- **DESCRIPTION OF THE TASK**: Locate the lines of the listing below that hold "περίπου", then copy each of them.

====================

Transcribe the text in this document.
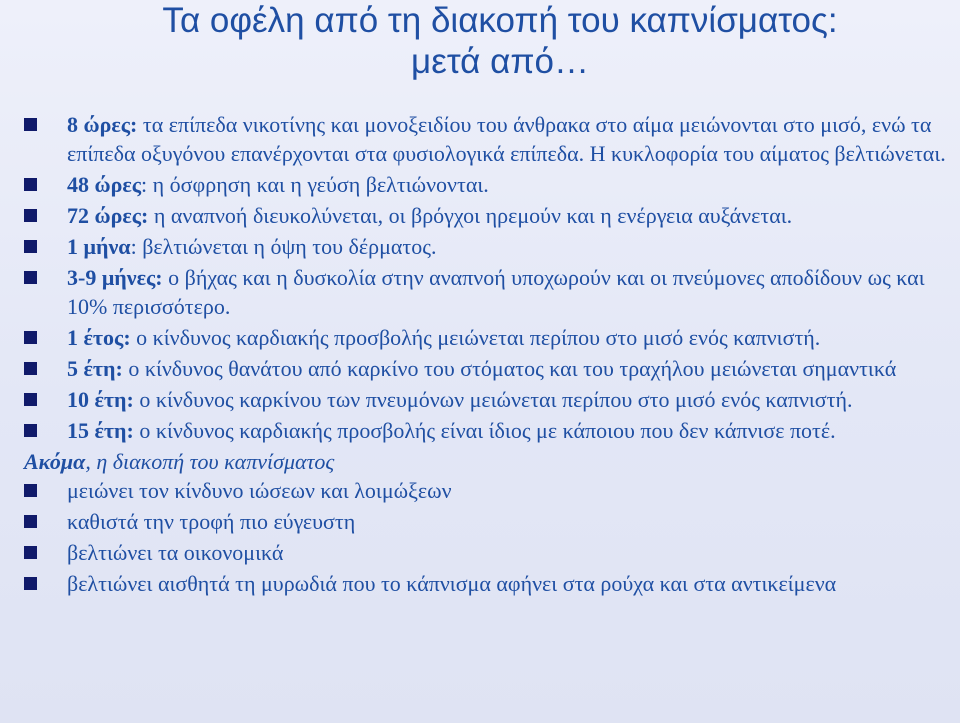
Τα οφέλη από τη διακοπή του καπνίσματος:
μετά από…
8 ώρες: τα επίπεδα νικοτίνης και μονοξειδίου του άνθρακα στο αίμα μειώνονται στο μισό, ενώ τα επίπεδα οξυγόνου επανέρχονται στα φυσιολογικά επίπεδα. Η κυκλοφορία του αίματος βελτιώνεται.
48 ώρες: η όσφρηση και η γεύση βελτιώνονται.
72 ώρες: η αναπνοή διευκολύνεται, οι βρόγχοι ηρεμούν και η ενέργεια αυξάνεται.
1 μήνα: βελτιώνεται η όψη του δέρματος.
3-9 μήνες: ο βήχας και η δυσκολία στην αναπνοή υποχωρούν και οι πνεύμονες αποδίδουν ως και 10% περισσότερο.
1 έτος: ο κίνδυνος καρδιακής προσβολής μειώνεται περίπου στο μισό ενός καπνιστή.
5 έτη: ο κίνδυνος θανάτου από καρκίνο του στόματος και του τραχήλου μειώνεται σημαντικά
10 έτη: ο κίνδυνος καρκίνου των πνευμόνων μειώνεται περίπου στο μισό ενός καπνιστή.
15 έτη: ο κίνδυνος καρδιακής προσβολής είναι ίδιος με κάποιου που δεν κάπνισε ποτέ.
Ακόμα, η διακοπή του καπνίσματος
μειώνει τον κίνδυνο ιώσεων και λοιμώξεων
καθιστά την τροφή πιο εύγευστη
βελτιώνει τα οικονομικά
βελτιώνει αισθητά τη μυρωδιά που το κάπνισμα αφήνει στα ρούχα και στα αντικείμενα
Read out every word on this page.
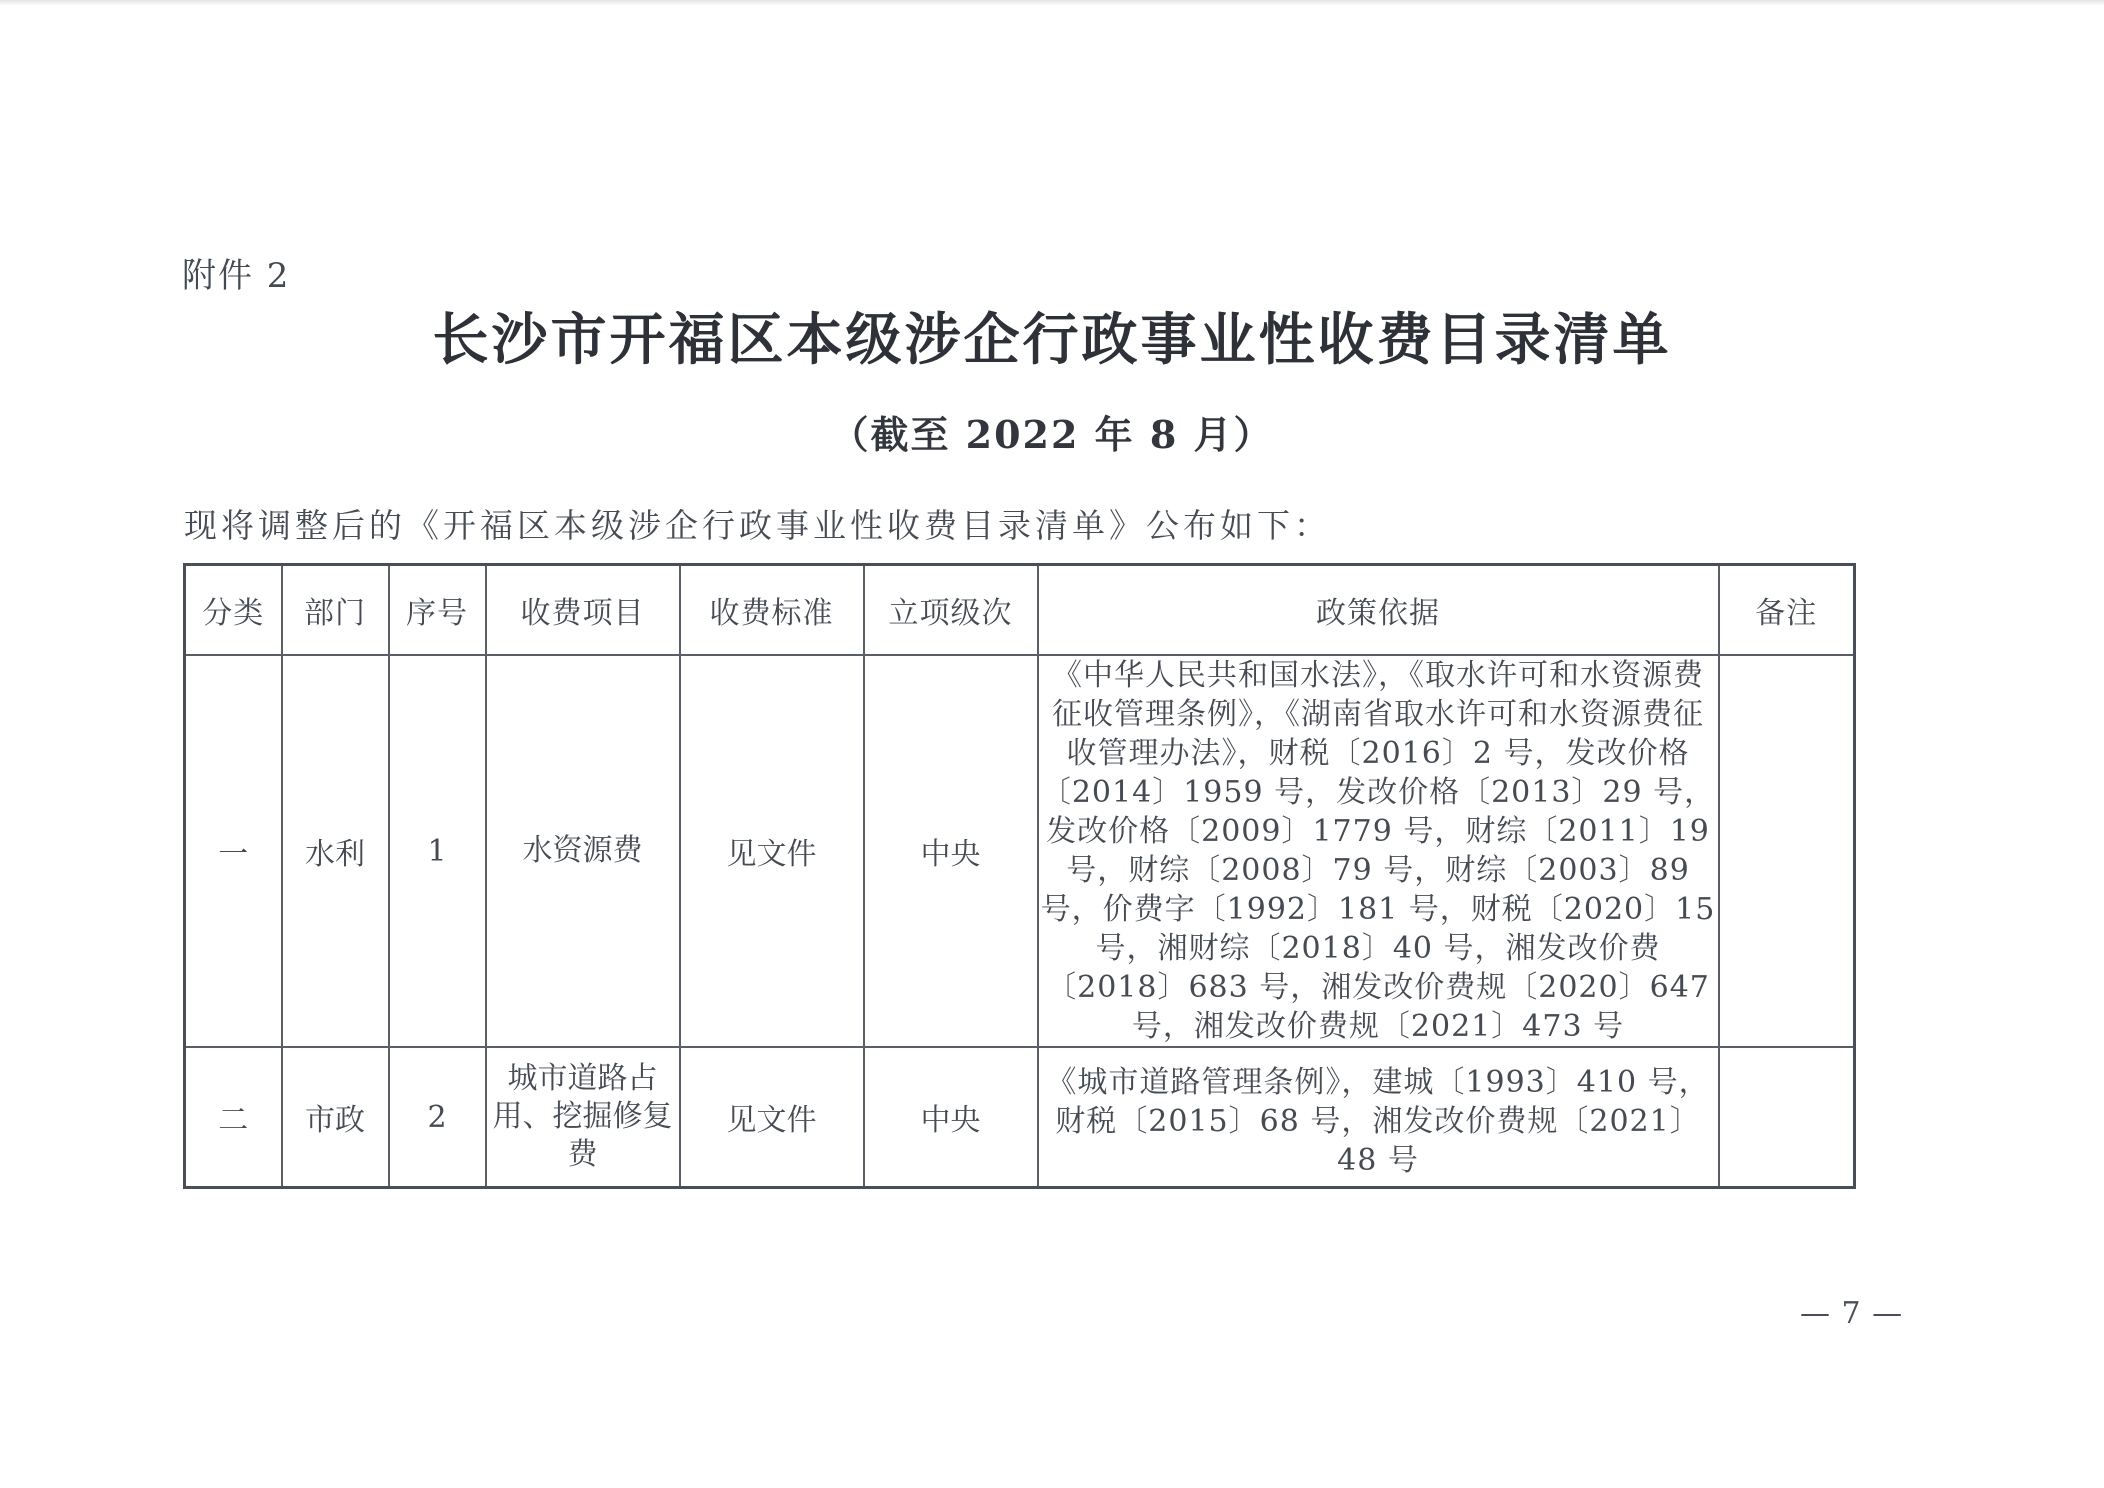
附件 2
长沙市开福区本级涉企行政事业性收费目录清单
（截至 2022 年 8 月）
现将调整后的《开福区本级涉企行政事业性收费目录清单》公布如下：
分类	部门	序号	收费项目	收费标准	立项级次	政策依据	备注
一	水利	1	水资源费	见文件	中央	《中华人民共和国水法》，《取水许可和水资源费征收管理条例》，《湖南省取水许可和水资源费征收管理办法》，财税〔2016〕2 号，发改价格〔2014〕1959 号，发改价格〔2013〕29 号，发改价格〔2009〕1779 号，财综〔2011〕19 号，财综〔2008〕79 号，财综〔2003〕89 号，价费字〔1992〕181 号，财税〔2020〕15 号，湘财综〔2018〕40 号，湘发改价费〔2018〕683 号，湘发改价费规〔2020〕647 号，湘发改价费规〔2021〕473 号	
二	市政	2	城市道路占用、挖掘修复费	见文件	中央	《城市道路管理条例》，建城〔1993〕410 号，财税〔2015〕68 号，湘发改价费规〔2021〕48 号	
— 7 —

====================

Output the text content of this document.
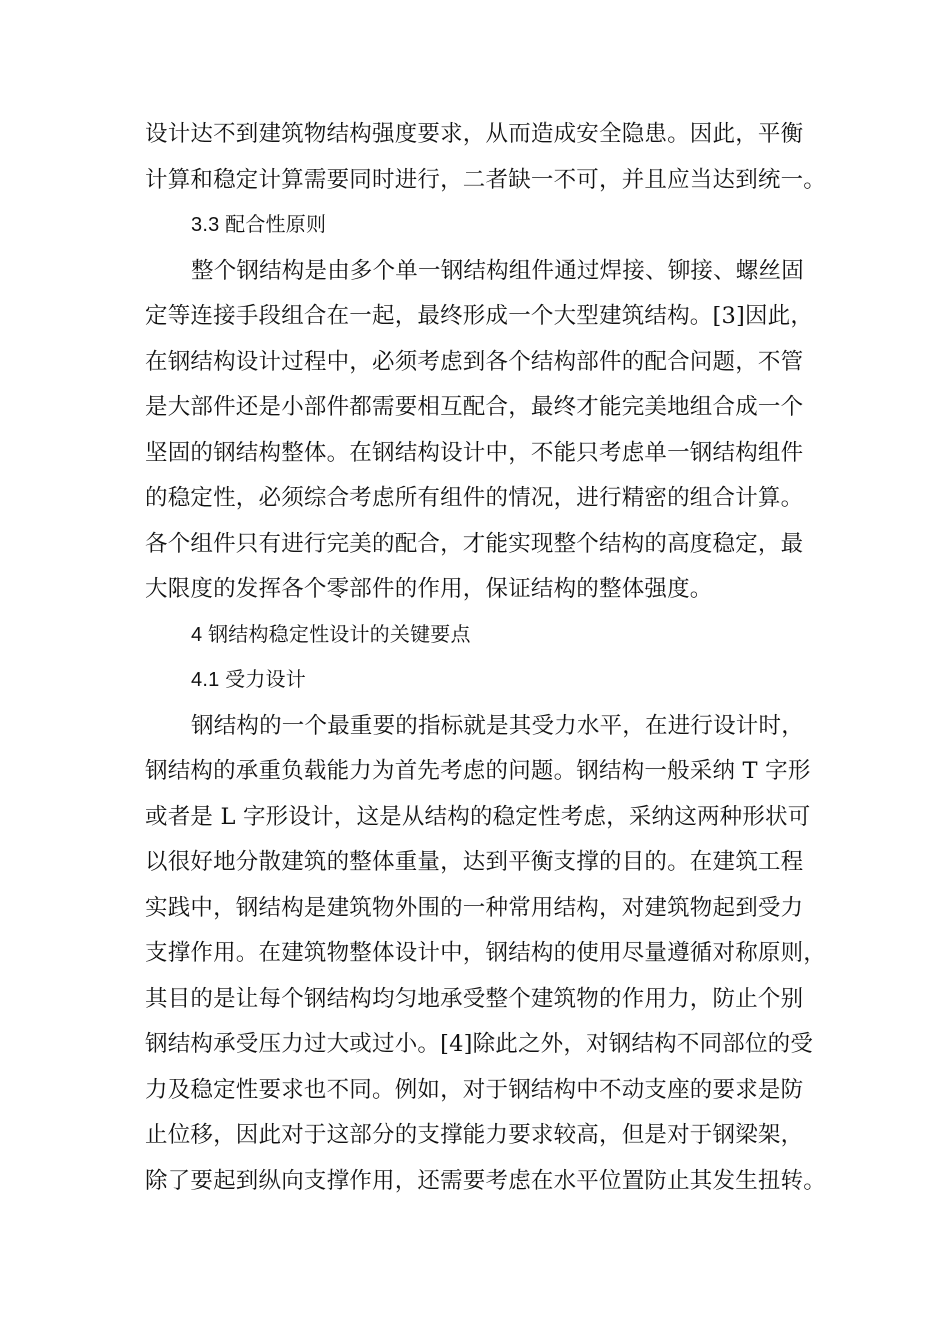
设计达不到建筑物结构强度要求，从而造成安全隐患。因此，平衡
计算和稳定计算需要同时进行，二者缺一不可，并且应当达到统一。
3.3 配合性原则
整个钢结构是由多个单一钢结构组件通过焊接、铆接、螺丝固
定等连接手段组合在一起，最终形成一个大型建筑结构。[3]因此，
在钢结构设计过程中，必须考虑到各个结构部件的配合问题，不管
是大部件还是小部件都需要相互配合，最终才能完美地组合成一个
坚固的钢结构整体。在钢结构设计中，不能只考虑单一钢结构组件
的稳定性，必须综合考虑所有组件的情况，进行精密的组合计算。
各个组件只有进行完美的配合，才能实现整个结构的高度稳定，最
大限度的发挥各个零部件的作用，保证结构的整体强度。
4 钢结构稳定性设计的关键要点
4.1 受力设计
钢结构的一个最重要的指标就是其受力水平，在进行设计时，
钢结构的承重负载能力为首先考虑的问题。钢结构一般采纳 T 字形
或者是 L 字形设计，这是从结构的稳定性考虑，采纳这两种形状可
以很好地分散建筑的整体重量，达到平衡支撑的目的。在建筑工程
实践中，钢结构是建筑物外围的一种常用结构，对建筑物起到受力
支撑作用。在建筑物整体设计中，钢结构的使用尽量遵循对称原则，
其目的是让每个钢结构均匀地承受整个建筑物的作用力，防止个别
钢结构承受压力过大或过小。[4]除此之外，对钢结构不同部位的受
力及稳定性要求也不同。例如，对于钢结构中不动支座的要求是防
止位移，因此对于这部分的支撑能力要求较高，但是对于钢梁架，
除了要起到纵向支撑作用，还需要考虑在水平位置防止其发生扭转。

====================

- **OUTPUT FOR THIS EXERCISE**:
1 έτος: ο κίνδυνος καρδιακής προσβολής μειώνεται περίπου στο μισό ενός καπνιστή.
10 έτη: ο κίνδυνος καρκίνου των πνευμόνων μειώνεται περίπου στο μισό ενός καπνιστή.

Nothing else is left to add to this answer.